[Collection entries]
========

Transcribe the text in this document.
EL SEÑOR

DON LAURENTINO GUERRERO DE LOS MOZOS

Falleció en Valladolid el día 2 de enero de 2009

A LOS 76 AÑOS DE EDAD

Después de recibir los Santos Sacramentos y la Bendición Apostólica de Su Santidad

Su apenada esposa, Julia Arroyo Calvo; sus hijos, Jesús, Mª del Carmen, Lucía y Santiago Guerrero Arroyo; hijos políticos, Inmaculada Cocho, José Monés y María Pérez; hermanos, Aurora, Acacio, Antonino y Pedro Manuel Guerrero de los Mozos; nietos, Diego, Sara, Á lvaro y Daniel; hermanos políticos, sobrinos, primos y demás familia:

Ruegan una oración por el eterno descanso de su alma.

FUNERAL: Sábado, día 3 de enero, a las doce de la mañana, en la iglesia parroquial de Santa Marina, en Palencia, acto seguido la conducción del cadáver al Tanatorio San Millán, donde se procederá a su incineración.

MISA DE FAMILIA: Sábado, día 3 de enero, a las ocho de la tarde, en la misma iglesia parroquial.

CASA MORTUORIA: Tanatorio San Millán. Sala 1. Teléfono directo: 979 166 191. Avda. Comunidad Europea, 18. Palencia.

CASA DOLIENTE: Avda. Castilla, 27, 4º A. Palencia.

========

DIRECTIVE ▸ In the material above, find the lines that contain "CASA" and show them.

THE ANSWER ▸
CASA MORTUORIA: Tanatorio San Millán. Sala 1. Teléfono directo: 979 166 191. Avda. Comunidad Europea, 18. Palencia.
CASA DOLIENTE: Avda. Castilla, 27, 4º A. Palencia.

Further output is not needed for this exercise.